• _Entries shown_:
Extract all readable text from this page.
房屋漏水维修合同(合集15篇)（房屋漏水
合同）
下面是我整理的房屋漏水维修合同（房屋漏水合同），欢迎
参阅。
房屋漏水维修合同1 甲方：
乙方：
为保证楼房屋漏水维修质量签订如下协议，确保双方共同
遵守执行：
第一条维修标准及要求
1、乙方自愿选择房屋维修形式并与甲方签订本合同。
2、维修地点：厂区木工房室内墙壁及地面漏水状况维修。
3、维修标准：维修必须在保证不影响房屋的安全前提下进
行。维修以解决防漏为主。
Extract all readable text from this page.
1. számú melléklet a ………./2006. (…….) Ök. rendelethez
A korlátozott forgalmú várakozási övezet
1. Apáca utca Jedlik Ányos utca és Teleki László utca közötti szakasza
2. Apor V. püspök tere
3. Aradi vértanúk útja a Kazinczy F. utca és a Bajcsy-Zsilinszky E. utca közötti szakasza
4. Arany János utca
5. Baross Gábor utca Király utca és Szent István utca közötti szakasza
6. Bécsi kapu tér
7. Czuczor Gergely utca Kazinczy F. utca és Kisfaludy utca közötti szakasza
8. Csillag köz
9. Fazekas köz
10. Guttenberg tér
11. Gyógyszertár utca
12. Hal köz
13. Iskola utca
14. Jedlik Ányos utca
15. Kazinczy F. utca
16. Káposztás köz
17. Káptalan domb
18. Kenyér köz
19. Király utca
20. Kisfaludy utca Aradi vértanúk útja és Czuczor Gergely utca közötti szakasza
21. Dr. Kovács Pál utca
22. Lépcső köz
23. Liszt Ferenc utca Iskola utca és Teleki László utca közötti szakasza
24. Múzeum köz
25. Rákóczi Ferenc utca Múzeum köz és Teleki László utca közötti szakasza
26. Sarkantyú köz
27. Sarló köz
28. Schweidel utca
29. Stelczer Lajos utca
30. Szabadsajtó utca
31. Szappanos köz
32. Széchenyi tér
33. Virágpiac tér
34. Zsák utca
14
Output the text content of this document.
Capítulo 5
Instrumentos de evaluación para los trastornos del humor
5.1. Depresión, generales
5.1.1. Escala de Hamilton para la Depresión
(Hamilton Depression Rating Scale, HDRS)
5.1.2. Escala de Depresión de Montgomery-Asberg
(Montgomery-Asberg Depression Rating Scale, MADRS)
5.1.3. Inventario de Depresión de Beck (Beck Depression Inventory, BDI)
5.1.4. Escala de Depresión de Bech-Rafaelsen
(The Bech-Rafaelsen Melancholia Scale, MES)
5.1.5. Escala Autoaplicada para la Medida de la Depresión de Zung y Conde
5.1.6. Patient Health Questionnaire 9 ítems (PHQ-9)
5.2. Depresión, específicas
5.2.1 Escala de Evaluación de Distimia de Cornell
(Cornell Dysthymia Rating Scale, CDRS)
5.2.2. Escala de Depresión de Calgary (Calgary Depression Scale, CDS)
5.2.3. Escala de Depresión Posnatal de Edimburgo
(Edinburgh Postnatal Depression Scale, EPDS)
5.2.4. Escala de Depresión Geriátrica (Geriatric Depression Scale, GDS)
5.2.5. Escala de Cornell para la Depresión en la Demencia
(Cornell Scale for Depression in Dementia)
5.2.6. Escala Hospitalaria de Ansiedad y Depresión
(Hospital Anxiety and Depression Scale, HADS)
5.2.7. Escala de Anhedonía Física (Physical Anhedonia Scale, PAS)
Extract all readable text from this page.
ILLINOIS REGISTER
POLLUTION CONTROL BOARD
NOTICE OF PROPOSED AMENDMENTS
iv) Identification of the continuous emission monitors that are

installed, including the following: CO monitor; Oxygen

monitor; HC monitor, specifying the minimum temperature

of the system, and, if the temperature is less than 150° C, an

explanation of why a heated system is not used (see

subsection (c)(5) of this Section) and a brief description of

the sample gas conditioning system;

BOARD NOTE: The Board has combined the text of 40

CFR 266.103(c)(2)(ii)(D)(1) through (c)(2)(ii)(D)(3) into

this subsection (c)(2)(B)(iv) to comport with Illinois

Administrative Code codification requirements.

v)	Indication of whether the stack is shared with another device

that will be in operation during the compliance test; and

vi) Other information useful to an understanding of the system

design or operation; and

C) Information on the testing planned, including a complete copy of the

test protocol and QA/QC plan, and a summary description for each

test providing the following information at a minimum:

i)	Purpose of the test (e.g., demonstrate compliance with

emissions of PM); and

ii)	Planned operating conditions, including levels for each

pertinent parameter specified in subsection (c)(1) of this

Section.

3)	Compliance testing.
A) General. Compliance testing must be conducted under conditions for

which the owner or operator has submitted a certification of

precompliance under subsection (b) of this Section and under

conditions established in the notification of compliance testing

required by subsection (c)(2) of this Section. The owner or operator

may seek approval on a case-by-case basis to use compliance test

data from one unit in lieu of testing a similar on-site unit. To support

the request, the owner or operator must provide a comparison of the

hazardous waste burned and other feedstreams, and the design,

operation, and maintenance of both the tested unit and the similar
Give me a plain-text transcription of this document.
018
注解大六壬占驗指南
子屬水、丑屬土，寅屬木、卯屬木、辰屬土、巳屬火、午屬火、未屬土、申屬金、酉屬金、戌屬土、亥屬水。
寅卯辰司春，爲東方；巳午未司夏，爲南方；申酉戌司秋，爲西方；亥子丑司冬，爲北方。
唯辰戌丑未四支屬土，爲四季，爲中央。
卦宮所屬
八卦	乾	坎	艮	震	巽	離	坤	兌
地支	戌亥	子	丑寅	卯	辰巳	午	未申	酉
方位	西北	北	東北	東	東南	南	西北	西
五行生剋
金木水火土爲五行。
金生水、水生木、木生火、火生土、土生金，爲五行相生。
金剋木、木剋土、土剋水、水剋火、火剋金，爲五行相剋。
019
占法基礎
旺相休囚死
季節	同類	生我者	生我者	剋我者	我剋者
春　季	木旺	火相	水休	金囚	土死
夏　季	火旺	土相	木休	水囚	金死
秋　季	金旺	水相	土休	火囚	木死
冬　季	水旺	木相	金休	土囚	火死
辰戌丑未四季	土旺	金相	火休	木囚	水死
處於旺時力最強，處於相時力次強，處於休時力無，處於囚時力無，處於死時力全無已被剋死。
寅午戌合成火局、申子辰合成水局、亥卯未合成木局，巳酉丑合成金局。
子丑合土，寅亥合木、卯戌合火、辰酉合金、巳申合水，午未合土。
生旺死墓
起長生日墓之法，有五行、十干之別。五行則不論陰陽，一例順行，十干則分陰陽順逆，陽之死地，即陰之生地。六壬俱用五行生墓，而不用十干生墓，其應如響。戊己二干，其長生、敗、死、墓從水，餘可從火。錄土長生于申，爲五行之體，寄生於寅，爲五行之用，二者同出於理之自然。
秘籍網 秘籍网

• _Stated goal_: Each entry above is to be set down again in exactly the same words.

• _Result for this exercise_:
Extract all readable text from this page.
房屋漏水维修合同(合集15篇)（房屋漏水
合同）
下面是我整理的房屋漏水维修合同（房屋漏水合同），欢迎
参阅。
房屋漏水维修合同1 甲方：
乙方：
为保证楼房屋漏水维修质量签订如下协议，确保双方共同
遵守执行：
第一条维修标准及要求
1、乙方自愿选择房屋维修形式并与甲方签订本合同。
2、维修地点：厂区木工房室内墙壁及地面漏水状况维修。
3、维修标准：维修必须在保证不影响房屋的安全前提下进
行。维修以解决防漏为主。
Extract all readable text from this page.
1. számú melléklet a ………./2006. (…….) Ök. rendelethez
A korlátozott forgalmú várakozási övezet
1. Apáca utca Jedlik Ányos utca és Teleki László utca közötti szakasza
2. Apor V. püspök tere
3. Aradi vértanúk útja a Kazinczy F. utca és a Bajcsy-Zsilinszky E. utca közötti szakasza
4. Arany János utca
5. Baross Gábor utca Király utca és Szent István utca közötti szakasza
6. Bécsi kapu tér
7. Czuczor Gergely utca Kazinczy F. utca és Kisfaludy utca közötti szakasza
8. Csillag köz
9. Fazekas köz
10. Guttenberg tér
11. Gyógyszertár utca
12. Hal köz
13. Iskola utca
14. Jedlik Ányos utca
15. Kazinczy F. utca
16. Káposztás köz
17. Káptalan domb
18. Kenyér köz
19. Király utca
20. Kisfaludy utca Aradi vértanúk útja és Czuczor Gergely utca közötti szakasza
21. Dr. Kovács Pál utca
22. Lépcső köz
23. Liszt Ferenc utca Iskola utca és Teleki László utca közötti szakasza
24. Múzeum köz
25. Rákóczi Ferenc utca Múzeum köz és Teleki László utca közötti szakasza
26. Sarkantyú köz
27. Sarló köz
28. Schweidel utca
29. Stelczer Lajos utca
30. Szabadsajtó utca
31. Szappanos köz
32. Széchenyi tér
33. Virágpiac tér
34. Zsák utca
14
Output the text content of this document.
Capítulo 5
Instrumentos de evaluación para los trastornos del humor
5.1. Depresión, generales
5.1.1. Escala de Hamilton para la Depresión
(Hamilton Depression Rating Scale, HDRS)
5.1.2. Escala de Depresión de Montgomery-Asberg
(Montgomery-Asberg Depression Rating Scale, MADRS)
5.1.3. Inventario de Depresión de Beck (Beck Depression Inventory, BDI)
5.1.4. Escala de Depresión de Bech-Rafaelsen
(The Bech-Rafaelsen Melancholia Scale, MES)
5.1.5. Escala Autoaplicada para la Medida de la Depresión de Zung y Conde
5.1.6. Patient Health Questionnaire 9 ítems (PHQ-9)
5.2. Depresión, específicas
5.2.1 Escala de Evaluación de Distimia de Cornell
(Cornell Dysthymia Rating Scale, CDRS)
5.2.2. Escala de Depresión de Calgary (Calgary Depression Scale, CDS)
5.2.3. Escala de Depresión Posnatal de Edimburgo
(Edinburgh Postnatal Depression Scale, EPDS)
5.2.4. Escala de Depresión Geriátrica (Geriatric Depression Scale, GDS)
5.2.5. Escala de Cornell para la Depresión en la Demencia
(Cornell Scale for Depression in Dementia)
5.2.6. Escala Hospitalaria de Ansiedad y Depresión
(Hospital Anxiety and Depression Scale, HADS)
5.2.7. Escala de Anhedonía Física (Physical Anhedonia Scale, PAS)
Extract all readable text from this page.
ILLINOIS REGISTER
POLLUTION CONTROL BOARD
NOTICE OF PROPOSED AMENDMENTS
iv) Identification of the continuous emission monitors that are

installed, including the following: CO monitor; Oxygen

monitor; HC monitor, specifying the minimum temperature

of the system, and, if the temperature is less than 150° C, an

explanation of why a heated system is not used (see

subsection (c)(5) of this Section) and a brief description of

the sample gas conditioning system;

BOARD NOTE: The Board has combined the text of 40

CFR 266.103(c)(2)(ii)(D)(1) through (c)(2)(ii)(D)(3) into

this subsection (c)(2)(B)(iv) to comport with Illinois

Administrative Code codification requirements.

v)	Indication of whether the stack is shared with another device

that will be in operation during the compliance test; and

vi) Other information useful to an understanding of the system

design or operation; and

C) Information on the testing planned, including a complete copy of the

test protocol and QA/QC plan, and a summary description for each

test providing the following information at a minimum:

i)	Purpose of the test (e.g., demonstrate compliance with

emissions of PM); and

ii)	Planned operating conditions, including levels for each

pertinent parameter specified in subsection (c)(1) of this

Section.

3)	Compliance testing.
A) General. Compliance testing must be conducted under conditions for

which the owner or operator has submitted a certification of

precompliance under subsection (b) of this Section and under

conditions established in the notification of compliance testing

required by subsection (c)(2) of this Section. The owner or operator

may seek approval on a case-by-case basis to use compliance test

data from one unit in lieu of testing a similar on-site unit. To support

the request, the owner or operator must provide a comparison of the

hazardous waste burned and other feedstreams, and the design,

operation, and maintenance of both the tested unit and the similar
Give me a plain-text transcription of this document.
018
注解大六壬占驗指南
子屬水、丑屬土，寅屬木、卯屬木、辰屬土、巳屬火、午屬火、未屬土、申屬金、酉屬金、戌屬土、亥屬水。
寅卯辰司春，爲東方；巳午未司夏，爲南方；申酉戌司秋，爲西方；亥子丑司冬，爲北方。
唯辰戌丑未四支屬土，爲四季，爲中央。
卦宮所屬
八卦	乾	坎	艮	震	巽	離	坤	兌
地支	戌亥	子	丑寅	卯	辰巳	午	未申	酉
方位	西北	北	東北	東	東南	南	西北	西
五行生剋
金木水火土爲五行。
金生水、水生木、木生火、火生土、土生金，爲五行相生。
金剋木、木剋土、土剋水、水剋火、火剋金，爲五行相剋。
019
占法基礎
旺相休囚死
季節	同類	生我者	生我者	剋我者	我剋者
春　季	木旺	火相	水休	金囚	土死
夏　季	火旺	土相	木休	水囚	金死
秋　季	金旺	水相	土休	火囚	木死
冬　季	水旺	木相	金休	土囚	火死
辰戌丑未四季	土旺	金相	火休	木囚	水死
處於旺時力最強，處於相時力次強，處於休時力無，處於囚時力無，處於死時力全無已被剋死。
寅午戌合成火局、申子辰合成水局、亥卯未合成木局，巳酉丑合成金局。
子丑合土，寅亥合木、卯戌合火、辰酉合金、巳申合水，午未合土。
生旺死墓
起長生日墓之法，有五行、十干之別。五行則不論陰陽，一例順行，十干則分陰陽順逆，陽之死地，即陰之生地。六壬俱用五行生墓，而不用十干生墓，其應如響。戊己二干，其長生、敗、死、墓從水，餘可從火。錄土長生于申，爲五行之體，寄生於寅，爲五行之用，二者同出於理之自然。
秘籍網 秘籍网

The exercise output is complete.